Retype the material that follows, keeping every word as it is.

==== Data shown ====

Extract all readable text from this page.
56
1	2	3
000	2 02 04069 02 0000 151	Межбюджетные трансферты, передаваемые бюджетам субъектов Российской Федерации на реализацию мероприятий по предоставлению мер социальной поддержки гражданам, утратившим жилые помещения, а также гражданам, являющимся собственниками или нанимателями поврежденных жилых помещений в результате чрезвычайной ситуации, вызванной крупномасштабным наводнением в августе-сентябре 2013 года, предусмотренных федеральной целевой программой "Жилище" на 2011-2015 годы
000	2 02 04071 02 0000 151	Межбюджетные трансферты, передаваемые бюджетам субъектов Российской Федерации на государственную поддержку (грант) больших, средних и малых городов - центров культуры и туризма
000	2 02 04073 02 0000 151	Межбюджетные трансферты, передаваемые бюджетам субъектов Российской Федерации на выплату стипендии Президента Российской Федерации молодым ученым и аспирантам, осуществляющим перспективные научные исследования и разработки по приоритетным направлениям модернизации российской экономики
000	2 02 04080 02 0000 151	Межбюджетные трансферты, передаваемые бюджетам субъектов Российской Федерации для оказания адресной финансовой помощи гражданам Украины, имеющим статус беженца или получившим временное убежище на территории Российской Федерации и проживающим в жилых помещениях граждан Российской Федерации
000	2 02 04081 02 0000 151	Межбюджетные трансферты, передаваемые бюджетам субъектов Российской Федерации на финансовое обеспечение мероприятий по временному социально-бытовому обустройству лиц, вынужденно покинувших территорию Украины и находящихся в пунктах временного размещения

====

### Task solution
Extract all readable text from this page.
56
1	2	3
000	2 02 04069 02 0000 151	Межбюджетные трансферты, передаваемые бюджетам субъектов Российской Федерации на реализацию мероприятий по предоставлению мер социальной поддержки гражданам, утратившим жилые помещения, а также гражданам, являющимся собственниками или нанимателями поврежденных жилых помещений в результате чрезвычайной ситуации, вызванной крупномасштабным наводнением в августе-сентябре 2013 года, предусмотренных федеральной целевой программой "Жилище" на 2011-2015 годы
000	2 02 04071 02 0000 151	Межбюджетные трансферты, передаваемые бюджетам субъектов Российской Федерации на государственную поддержку (грант) больших, средних и малых городов - центров культуры и туризма
000	2 02 04073 02 0000 151	Межбюджетные трансферты, передаваемые бюджетам субъектов Российской Федерации на выплату стипендии Президента Российской Федерации молодым ученым и аспирантам, осуществляющим перспективные научные исследования и разработки по приоритетным направлениям модернизации российской экономики
000	2 02 04080 02 0000 151	Межбюджетные трансферты, передаваемые бюджетам субъектов Российской Федерации для оказания адресной финансовой помощи гражданам Украины, имеющим статус беженца или получившим временное убежище на территории Российской Федерации и проживающим в жилых помещениях граждан Российской Федерации
000	2 02 04081 02 0000 151	Межбюджетные трансферты, передаваемые бюджетам субъектов Российской Федерации на финансовое обеспечение мероприятий по временному социально-бытовому обустройству лиц, вынужденно покинувших территорию Украины и находящихся в пунктах временного размещения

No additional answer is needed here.